[Problem to work on] Present each line of the entries below that holds the word "Menganalisis".

[Exercise materials]
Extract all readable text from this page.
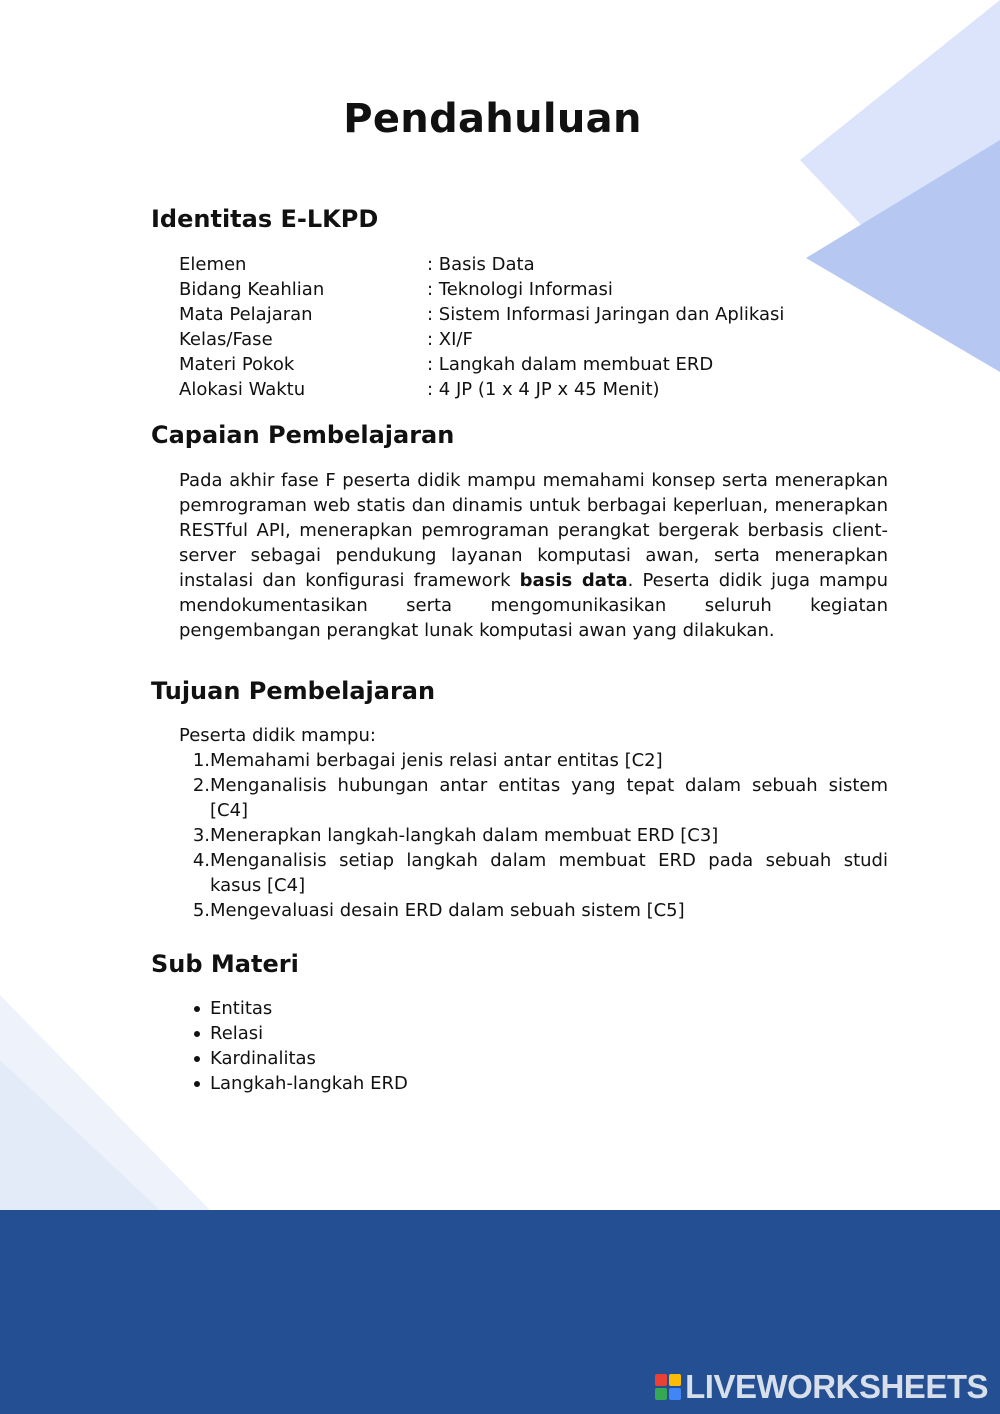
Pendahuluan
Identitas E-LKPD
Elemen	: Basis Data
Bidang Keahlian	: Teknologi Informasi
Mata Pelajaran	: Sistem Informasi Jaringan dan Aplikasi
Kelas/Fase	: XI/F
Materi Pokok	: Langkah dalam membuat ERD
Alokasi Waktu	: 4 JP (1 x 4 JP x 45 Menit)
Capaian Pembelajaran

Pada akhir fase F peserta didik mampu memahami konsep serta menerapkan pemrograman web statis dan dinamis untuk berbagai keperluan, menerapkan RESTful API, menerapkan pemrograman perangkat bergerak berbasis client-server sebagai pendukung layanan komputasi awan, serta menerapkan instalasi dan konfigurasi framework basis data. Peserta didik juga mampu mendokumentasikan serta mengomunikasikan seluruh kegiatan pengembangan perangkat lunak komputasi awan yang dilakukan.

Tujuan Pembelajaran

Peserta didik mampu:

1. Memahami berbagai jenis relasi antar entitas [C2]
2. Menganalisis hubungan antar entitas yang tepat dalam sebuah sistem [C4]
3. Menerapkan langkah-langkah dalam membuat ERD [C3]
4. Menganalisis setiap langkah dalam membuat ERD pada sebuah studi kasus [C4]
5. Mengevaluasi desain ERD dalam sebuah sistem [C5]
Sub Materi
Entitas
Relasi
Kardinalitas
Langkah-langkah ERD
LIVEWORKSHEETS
...
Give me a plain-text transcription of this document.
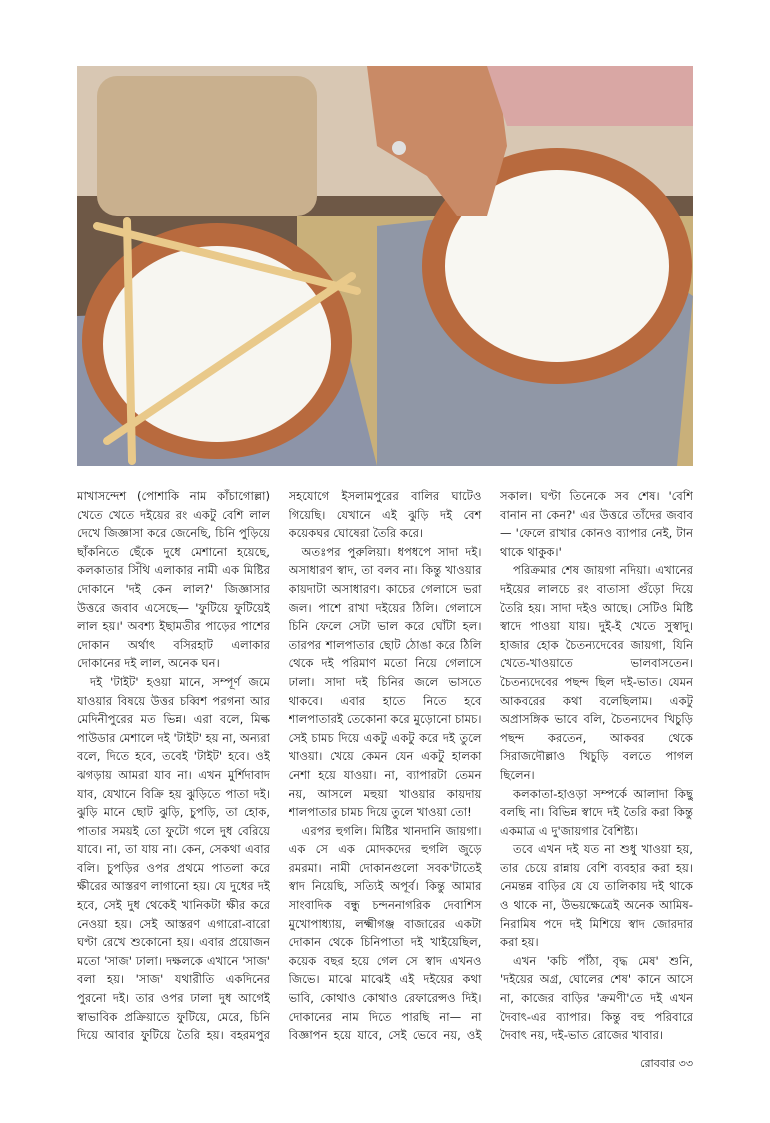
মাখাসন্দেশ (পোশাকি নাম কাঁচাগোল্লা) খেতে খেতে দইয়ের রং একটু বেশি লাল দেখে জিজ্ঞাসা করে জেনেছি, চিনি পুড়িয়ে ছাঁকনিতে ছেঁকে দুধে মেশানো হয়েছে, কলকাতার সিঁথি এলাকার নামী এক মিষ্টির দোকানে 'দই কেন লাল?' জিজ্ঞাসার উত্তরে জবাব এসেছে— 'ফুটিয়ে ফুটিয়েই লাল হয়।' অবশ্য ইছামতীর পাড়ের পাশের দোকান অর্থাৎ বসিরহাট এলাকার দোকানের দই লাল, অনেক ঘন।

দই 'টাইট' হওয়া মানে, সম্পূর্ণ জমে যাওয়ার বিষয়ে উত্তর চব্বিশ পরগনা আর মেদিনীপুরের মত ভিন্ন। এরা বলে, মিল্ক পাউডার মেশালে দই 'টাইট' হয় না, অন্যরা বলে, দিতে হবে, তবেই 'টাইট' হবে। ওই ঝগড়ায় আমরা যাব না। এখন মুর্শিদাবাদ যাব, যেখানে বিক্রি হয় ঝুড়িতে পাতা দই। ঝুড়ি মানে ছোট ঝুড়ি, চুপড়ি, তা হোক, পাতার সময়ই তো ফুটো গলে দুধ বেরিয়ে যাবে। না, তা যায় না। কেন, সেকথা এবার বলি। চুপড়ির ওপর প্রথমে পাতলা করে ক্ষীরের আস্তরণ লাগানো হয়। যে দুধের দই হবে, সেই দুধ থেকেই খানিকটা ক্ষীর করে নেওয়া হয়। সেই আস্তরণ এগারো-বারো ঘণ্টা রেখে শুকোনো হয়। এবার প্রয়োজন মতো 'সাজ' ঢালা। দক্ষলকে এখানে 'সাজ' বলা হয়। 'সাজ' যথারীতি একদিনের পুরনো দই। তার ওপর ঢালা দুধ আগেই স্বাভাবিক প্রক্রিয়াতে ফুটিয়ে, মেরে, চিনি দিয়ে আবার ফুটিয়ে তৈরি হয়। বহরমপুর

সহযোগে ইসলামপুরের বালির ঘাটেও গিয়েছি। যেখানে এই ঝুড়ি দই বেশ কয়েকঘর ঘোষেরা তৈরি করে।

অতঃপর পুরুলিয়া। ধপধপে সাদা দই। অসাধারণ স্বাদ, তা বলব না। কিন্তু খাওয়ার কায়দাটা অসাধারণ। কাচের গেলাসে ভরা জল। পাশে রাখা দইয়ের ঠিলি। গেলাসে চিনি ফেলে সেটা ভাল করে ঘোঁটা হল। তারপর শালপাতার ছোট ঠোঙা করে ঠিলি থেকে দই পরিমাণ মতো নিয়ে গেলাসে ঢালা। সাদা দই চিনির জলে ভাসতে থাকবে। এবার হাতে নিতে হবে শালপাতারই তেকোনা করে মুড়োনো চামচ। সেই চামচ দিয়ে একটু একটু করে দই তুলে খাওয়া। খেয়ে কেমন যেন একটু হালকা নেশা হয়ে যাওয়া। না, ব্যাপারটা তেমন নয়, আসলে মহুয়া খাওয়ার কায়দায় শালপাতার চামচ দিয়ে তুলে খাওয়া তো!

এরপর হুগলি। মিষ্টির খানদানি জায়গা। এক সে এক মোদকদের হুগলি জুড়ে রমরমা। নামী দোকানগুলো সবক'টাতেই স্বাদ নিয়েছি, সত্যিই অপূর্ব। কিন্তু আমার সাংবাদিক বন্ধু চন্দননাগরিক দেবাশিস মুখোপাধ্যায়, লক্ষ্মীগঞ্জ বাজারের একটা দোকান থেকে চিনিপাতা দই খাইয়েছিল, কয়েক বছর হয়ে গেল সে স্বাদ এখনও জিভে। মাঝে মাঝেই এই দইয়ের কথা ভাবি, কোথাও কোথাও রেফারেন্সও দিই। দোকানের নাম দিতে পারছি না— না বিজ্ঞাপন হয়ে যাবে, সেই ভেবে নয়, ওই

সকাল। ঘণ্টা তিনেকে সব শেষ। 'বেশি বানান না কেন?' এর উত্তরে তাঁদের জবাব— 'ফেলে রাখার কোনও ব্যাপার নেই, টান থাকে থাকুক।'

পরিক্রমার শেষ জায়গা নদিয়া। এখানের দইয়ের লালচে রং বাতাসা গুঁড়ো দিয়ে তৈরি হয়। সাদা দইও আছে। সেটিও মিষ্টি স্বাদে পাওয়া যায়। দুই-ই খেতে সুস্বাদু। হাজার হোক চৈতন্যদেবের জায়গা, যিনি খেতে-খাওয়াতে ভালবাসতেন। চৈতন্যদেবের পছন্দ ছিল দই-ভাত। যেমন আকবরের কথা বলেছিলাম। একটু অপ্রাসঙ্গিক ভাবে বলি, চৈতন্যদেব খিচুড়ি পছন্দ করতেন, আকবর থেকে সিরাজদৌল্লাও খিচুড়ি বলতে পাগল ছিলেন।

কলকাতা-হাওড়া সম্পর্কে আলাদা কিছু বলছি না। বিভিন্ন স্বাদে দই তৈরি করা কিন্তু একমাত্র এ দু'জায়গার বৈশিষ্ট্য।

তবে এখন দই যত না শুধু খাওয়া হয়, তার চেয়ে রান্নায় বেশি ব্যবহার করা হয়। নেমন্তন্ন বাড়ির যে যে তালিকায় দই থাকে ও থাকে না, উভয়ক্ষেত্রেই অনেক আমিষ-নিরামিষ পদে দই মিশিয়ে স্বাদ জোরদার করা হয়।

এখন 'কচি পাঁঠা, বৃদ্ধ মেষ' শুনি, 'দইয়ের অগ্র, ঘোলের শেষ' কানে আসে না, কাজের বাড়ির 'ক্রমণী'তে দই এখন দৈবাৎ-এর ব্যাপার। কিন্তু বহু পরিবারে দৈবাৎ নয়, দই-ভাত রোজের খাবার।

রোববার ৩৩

[Exercise result]
2. Menganalisis hubungan antar entitas yang tepat dalam sebuah sistem [C4]
4. Menganalisis setiap langkah dalam membuat ERD pada sebuah studi kasus [C4]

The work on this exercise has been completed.